What you should do:
With the images removed, repeat the data below exactly.

Working data:
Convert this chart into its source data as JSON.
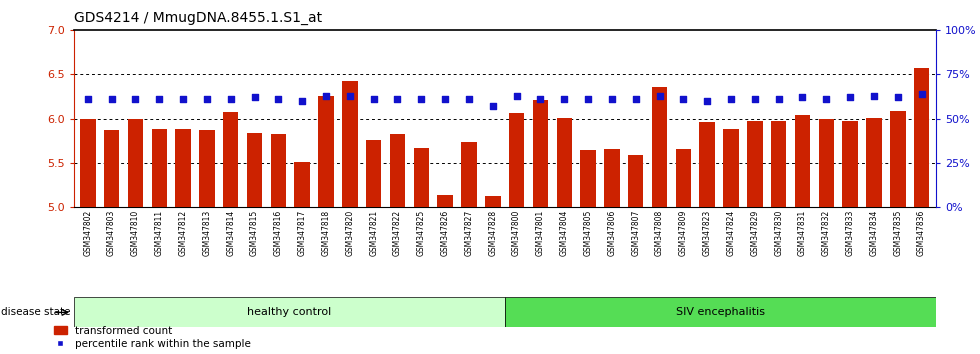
{
  "title": "GDS4214 / MmugDNA.8455.1.S1_at",
  "samples": [
    "GSM347802",
    "GSM347803",
    "GSM347810",
    "GSM347811",
    "GSM347812",
    "GSM347813",
    "GSM347814",
    "GSM347815",
    "GSM347816",
    "GSM347817",
    "GSM347818",
    "GSM347820",
    "GSM347821",
    "GSM347822",
    "GSM347825",
    "GSM347826",
    "GSM347827",
    "GSM347828",
    "GSM347800",
    "GSM347801",
    "GSM347804",
    "GSM347805",
    "GSM347806",
    "GSM347807",
    "GSM347808",
    "GSM347809",
    "GSM347823",
    "GSM347824",
    "GSM347829",
    "GSM347830",
    "GSM347831",
    "GSM347832",
    "GSM347833",
    "GSM347834",
    "GSM347835",
    "GSM347836"
  ],
  "bar_values": [
    6.0,
    5.87,
    6.0,
    5.88,
    5.88,
    5.87,
    6.07,
    5.84,
    5.83,
    5.51,
    6.26,
    6.43,
    5.76,
    5.83,
    5.67,
    5.14,
    5.74,
    5.12,
    6.06,
    6.21,
    6.01,
    5.64,
    5.66,
    5.59,
    6.36,
    5.66,
    5.96,
    5.88,
    5.97,
    5.97,
    6.04,
    6.0,
    5.97,
    6.01,
    6.09,
    6.57
  ],
  "percentile_values": [
    61,
    61,
    61,
    61,
    61,
    61,
    61,
    62,
    61,
    60,
    63,
    63,
    61,
    61,
    61,
    61,
    61,
    57,
    63,
    61,
    61,
    61,
    61,
    61,
    63,
    61,
    60,
    61,
    61,
    61,
    62,
    61,
    62,
    63,
    62,
    64
  ],
  "healthy_count": 18,
  "siv_count": 18,
  "bar_color": "#CC2200",
  "percentile_color": "#1111CC",
  "ylim_left": [
    5.0,
    7.0
  ],
  "ylim_right": [
    0,
    100
  ],
  "yticks_left": [
    5.0,
    5.5,
    6.0,
    6.5,
    7.0
  ],
  "yticks_right": [
    0,
    25,
    50,
    75,
    100
  ],
  "ytick_labels_right": [
    "0%",
    "25%",
    "50%",
    "75%",
    "100%"
  ],
  "grid_values": [
    5.5,
    6.0,
    6.5
  ],
  "healthy_label": "healthy control",
  "siv_label": "SIV encephalitis",
  "disease_state_label": "disease state",
  "legend_bar_label": "transformed count",
  "legend_dot_label": "percentile rank within the sample",
  "healthy_color": "#CCFFCC",
  "siv_color": "#55DD55",
  "xlabel_area_color": "#CCCCCC",
  "top_border_color": "#000000"
}
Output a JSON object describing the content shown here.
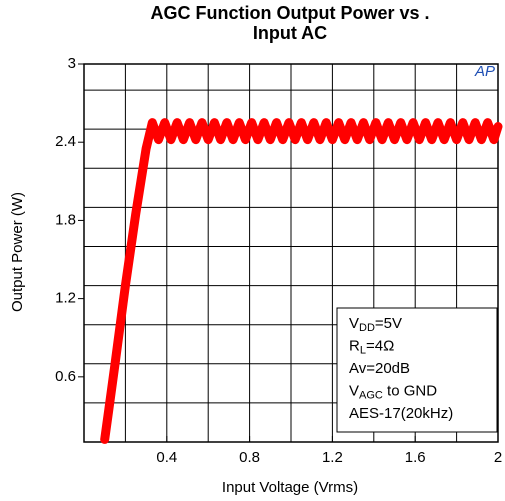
{
  "chart_data": {
    "type": "line",
    "title": [
      "AGC Function Output Power vs .",
      "Input  AC"
    ],
    "x_label": "Input Voltage (Vrms)",
    "y_label": "Output Power (W)",
    "logo": "AP",
    "xlim": [
      0,
      2
    ],
    "ylim": [
      0.1,
      3
    ],
    "xticks": [
      0.4,
      0.8,
      1.2,
      1.6,
      2
    ],
    "yticks": [
      0.6,
      1.2,
      1.8,
      2.4,
      3
    ],
    "xgrid": [
      0.2,
      0.4,
      0.6,
      0.8,
      1.0,
      1.2,
      1.4,
      1.6,
      1.8
    ],
    "ygrid": [
      0.4,
      0.7,
      1.0,
      1.3,
      1.6,
      1.9,
      2.2,
      2.5,
      2.8
    ],
    "grid": true,
    "annotations": [
      {
        "main": "V",
        "sub": "DD",
        "tail": "=5V"
      },
      {
        "main": "R",
        "sub": "L",
        "tail": "=4Ω"
      },
      {
        "main": "Av=20dB"
      },
      {
        "main": "V",
        "sub": "AGC",
        "tail": " to GND"
      },
      {
        "main": "AES-17(20kHz)"
      }
    ],
    "series": [
      {
        "color": "#ff0000",
        "x": [
          0.1,
          0.12,
          0.15,
          0.2,
          0.25,
          0.3,
          0.33,
          0.36,
          0.39,
          0.42,
          0.45,
          0.48,
          0.51,
          0.54,
          0.57,
          0.6,
          0.63,
          0.66,
          0.69,
          0.72,
          0.75,
          0.78,
          0.81,
          0.84,
          0.87,
          0.9,
          0.93,
          0.96,
          0.99,
          1.02,
          1.05,
          1.08,
          1.11,
          1.14,
          1.17,
          1.2,
          1.23,
          1.26,
          1.29,
          1.32,
          1.35,
          1.38,
          1.41,
          1.44,
          1.47,
          1.5,
          1.53,
          1.56,
          1.59,
          1.62,
          1.65,
          1.68,
          1.71,
          1.74,
          1.77,
          1.8,
          1.83,
          1.86,
          1.89,
          1.92,
          1.95,
          1.98,
          2.0
        ],
        "values": [
          0.12,
          0.35,
          0.7,
          1.3,
          1.85,
          2.35,
          2.55,
          2.42,
          2.55,
          2.42,
          2.55,
          2.42,
          2.55,
          2.42,
          2.55,
          2.42,
          2.55,
          2.42,
          2.55,
          2.42,
          2.55,
          2.42,
          2.55,
          2.42,
          2.55,
          2.42,
          2.55,
          2.42,
          2.55,
          2.42,
          2.55,
          2.42,
          2.55,
          2.42,
          2.55,
          2.42,
          2.55,
          2.42,
          2.55,
          2.42,
          2.55,
          2.42,
          2.55,
          2.42,
          2.55,
          2.42,
          2.55,
          2.42,
          2.55,
          2.42,
          2.55,
          2.42,
          2.55,
          2.42,
          2.55,
          2.42,
          2.55,
          2.42,
          2.55,
          2.42,
          2.55,
          2.42,
          2.52
        ]
      }
    ]
  }
}
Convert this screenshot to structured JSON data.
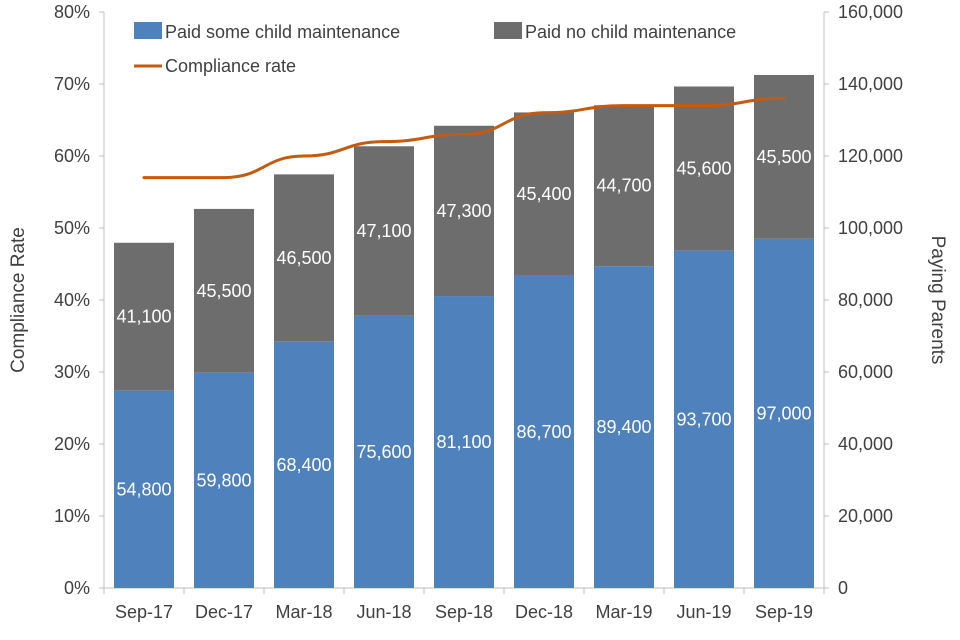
{
  "chart_data": {
    "type": "bar",
    "stacked": true,
    "categories": [
      "Sep-17",
      "Dec-17",
      "Mar-18",
      "Jun-18",
      "Sep-18",
      "Dec-18",
      "Mar-19",
      "Jun-19",
      "Sep-19"
    ],
    "series": [
      {
        "name": "Paid some child maintenance",
        "axis": "right",
        "color": "#4F81BD",
        "values": [
          54800,
          59800,
          68400,
          75600,
          81100,
          86700,
          89400,
          93700,
          97000
        ],
        "labels": [
          "54,800",
          "59,800",
          "68,400",
          "75,600",
          "81,100",
          "86,700",
          "89,400",
          "93,700",
          "97,000"
        ]
      },
      {
        "name": "Paid no child maintenance",
        "axis": "right",
        "color": "#6D6D6D",
        "values": [
          41100,
          45500,
          46500,
          47100,
          47300,
          45400,
          44700,
          45600,
          45500
        ],
        "labels": [
          "41,100",
          "45,500",
          "46,500",
          "47,100",
          "47,300",
          "45,400",
          "44,700",
          "45,600",
          "45,500"
        ]
      },
      {
        "name": "Compliance rate",
        "axis": "left",
        "type": "line",
        "color": "#C55A11",
        "values": [
          57,
          57,
          60,
          62,
          63,
          66,
          67,
          67,
          68
        ]
      }
    ],
    "ylabel_left": "Compliance Rate",
    "ylabel_right": "Paying Parents",
    "ylim_left": [
      0,
      80
    ],
    "ylim_right": [
      0,
      160000
    ],
    "yticks_left": [
      "0%",
      "10%",
      "20%",
      "30%",
      "40%",
      "50%",
      "60%",
      "70%",
      "80%"
    ],
    "yticks_right": [
      "0",
      "20,000",
      "40,000",
      "60,000",
      "80,000",
      "100,000",
      "120,000",
      "140,000",
      "160,000"
    ],
    "legend_position": "top",
    "grid": false
  }
}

The completed task:
Convert this chart into its source data as JSON.
{
  "title": "GDS4214 / MmugDNA.8455.1.S1_at",
  "samples": [
    "GSM347802",
    "GSM347803",
    "GSM347810",
    "GSM347811",
    "GSM347812",
    "GSM347813",
    "GSM347814",
    "GSM347815",
    "GSM347816",
    "GSM347817",
    "GSM347818",
    "GSM347820",
    "GSM347821",
    "GSM347822",
    "GSM347825",
    "GSM347826",
    "GSM347827",
    "GSM347828",
    "GSM347800",
    "GSM347801",
    "GSM347804",
    "GSM347805",
    "GSM347806",
    "GSM347807",
    "GSM347808",
    "GSM347809",
    "GSM347823",
    "GSM347824",
    "GSM347829",
    "GSM347830",
    "GSM347831",
    "GSM347832",
    "GSM347833",
    "GSM347834",
    "GSM347835",
    "GSM347836"
  ],
  "bar_values": [
    6.0,
    5.87,
    6.0,
    5.88,
    5.88,
    5.87,
    6.07,
    5.84,
    5.83,
    5.51,
    6.26,
    6.43,
    5.76,
    5.83,
    5.67,
    5.14,
    5.74,
    5.12,
    6.06,
    6.21,
    6.01,
    5.64,
    5.66,
    5.59,
    6.36,
    5.66,
    5.96,
    5.88,
    5.97,
    5.97,
    6.04,
    6.0,
    5.97,
    6.01,
    6.09,
    6.57
  ],
  "percentile_values": [
    61,
    61,
    61,
    61,
    61,
    61,
    61,
    62,
    61,
    60,
    63,
    63,
    61,
    61,
    61,
    61,
    61,
    57,
    63,
    61,
    61,
    61,
    61,
    61,
    63,
    61,
    60,
    61,
    61,
    61,
    62,
    61,
    62,
    63,
    62,
    64
  ],
  "healthy_count": 18,
  "siv_count": 18,
  "bar_color": "#CC2200",
  "percentile_color": "#1111CC",
  "ylim_left": [
    5.0,
    7.0
  ],
  "ylim_right": [
    0,
    100
  ],
  "yticks_left": [
    5.0,
    5.5,
    6.0,
    6.5,
    7.0
  ],
  "yticks_right": [
    0,
    25,
    50,
    75,
    100
  ],
  "ytick_labels_right": [
    "0%",
    "25%",
    "50%",
    "75%",
    "100%"
  ],
  "grid_values": [
    5.5,
    6.0,
    6.5
  ],
  "healthy_label": "healthy control",
  "siv_label": "SIV encephalitis",
  "disease_state_label": "disease state",
  "legend_bar_label": "transformed count",
  "legend_dot_label": "percentile rank within the sample",
  "healthy_color": "#CCFFCC",
  "siv_color": "#55DD55",
  "xlabel_area_color": "#CCCCCC",
  "top_border_color": "#000000"
}
Output a JSON object describing the content shown here.
{
  "chart_data": {
    "type": "line",
    "title": [
      "AGC Function Output Power vs .",
      "Input  AC"
    ],
    "x_label": "Input Voltage (Vrms)",
    "y_label": "Output Power (W)",
    "logo": "AP",
    "xlim": [
      0,
      2
    ],
    "ylim": [
      0.1,
      3
    ],
    "xticks": [
      0.4,
      0.8,
      1.2,
      1.6,
      2
    ],
    "yticks": [
      0.6,
      1.2,
      1.8,
      2.4,
      3
    ],
    "xgrid": [
      0.2,
      0.4,
      0.6,
      0.8,
      1.0,
      1.2,
      1.4,
      1.6,
      1.8
    ],
    "ygrid": [
      0.4,
      0.7,
      1.0,
      1.3,
      1.6,
      1.9,
      2.2,
      2.5,
      2.8
    ],
    "grid": true,
    "annotations": [
      {
        "main": "V",
        "sub": "DD",
        "tail": "=5V"
      },
      {
        "main": "R",
        "sub": "L",
        "tail": "=4Ω"
      },
      {
        "main": "Av=20dB"
      },
      {
        "main": "V",
        "sub": "AGC",
        "tail": " to GND"
      },
      {
        "main": "AES-17(20kHz)"
      }
    ],
    "series": [
      {
        "color": "#ff0000",
        "x": [
          0.1,
          0.12,
          0.15,
          0.2,
          0.25,
          0.3,
          0.33,
          0.36,
          0.39,
          0.42,
          0.45,
          0.48,
          0.51,
          0.54,
          0.57,
          0.6,
          0.63,
          0.66,
          0.69,
          0.72,
          0.75,
          0.78,
          0.81,
          0.84,
          0.87,
          0.9,
          0.93,
          0.96,
          0.99,
          1.02,
          1.05,
          1.08,
          1.11,
          1.14,
          1.17,
          1.2,
          1.23,
          1.26,
          1.29,
          1.32,
          1.35,
          1.38,
          1.41,
          1.44,
          1.47,
          1.5,
          1.53,
          1.56,
          1.59,
          1.62,
          1.65,
          1.68,
          1.71,
          1.74,
          1.77,
          1.8,
          1.83,
          1.86,
          1.89,
          1.92,
          1.95,
          1.98,
          2.0
        ],
        "values": [
          0.12,
          0.35,
          0.7,
          1.3,
          1.85,
          2.35,
          2.55,
          2.42,
          2.55,
          2.42,
          2.55,
          2.42,
          2.55,
          2.42,
          2.55,
          2.42,
          2.55,
          2.42,
          2.55,
          2.42,
          2.55,
          2.42,
          2.55,
          2.42,
          2.55,
          2.42,
          2.55,
          2.42,
          2.55,
          2.42,
          2.55,
          2.42,
          2.55,
          2.42,
          2.55,
          2.42,
          2.55,
          2.42,
          2.55,
          2.42,
          2.55,
          2.42,
          2.55,
          2.42,
          2.55,
          2.42,
          2.55,
          2.42,
          2.55,
          2.42,
          2.55,
          2.42,
          2.55,
          2.42,
          2.55,
          2.42,
          2.55,
          2.42,
          2.55,
          2.42,
          2.55,
          2.42,
          2.52
        ]
      }
    ]
  }
}
Convert this screenshot to structured JSON data.
{
  "chart_data": {
    "type": "bar",
    "stacked": true,
    "categories": [
      "Sep-17",
      "Dec-17",
      "Mar-18",
      "Jun-18",
      "Sep-18",
      "Dec-18",
      "Mar-19",
      "Jun-19",
      "Sep-19"
    ],
    "series": [
      {
        "name": "Paid some child maintenance",
        "axis": "right",
        "color": "#4F81BD",
        "values": [
          54800,
          59800,
          68400,
          75600,
          81100,
          86700,
          89400,
          93700,
          97000
        ],
        "labels": [
          "54,800",
          "59,800",
          "68,400",
          "75,600",
          "81,100",
          "86,700",
          "89,400",
          "93,700",
          "97,000"
        ]
      },
      {
        "name": "Paid no child maintenance",
        "axis": "right",
        "color": "#6D6D6D",
        "values": [
          41100,
          45500,
          46500,
          47100,
          47300,
          45400,
          44700,
          45600,
          45500
        ],
        "labels": [
          "41,100",
          "45,500",
          "46,500",
          "47,100",
          "47,300",
          "45,400",
          "44,700",
          "45,600",
          "45,500"
        ]
      },
      {
        "name": "Compliance rate",
        "axis": "left",
        "type": "line",
        "color": "#C55A11",
        "values": [
          57,
          57,
          60,
          62,
          63,
          66,
          67,
          67,
          68
        ]
      }
    ],
    "ylabel_left": "Compliance Rate",
    "ylabel_right": "Paying Parents",
    "ylim_left": [
      0,
      80
    ],
    "ylim_right": [
      0,
      160000
    ],
    "yticks_left": [
      "0%",
      "10%",
      "20%",
      "30%",
      "40%",
      "50%",
      "60%",
      "70%",
      "80%"
    ],
    "yticks_right": [
      "0",
      "20,000",
      "40,000",
      "60,000",
      "80,000",
      "100,000",
      "120,000",
      "140,000",
      "160,000"
    ],
    "legend_position": "top",
    "grid": false
  }
}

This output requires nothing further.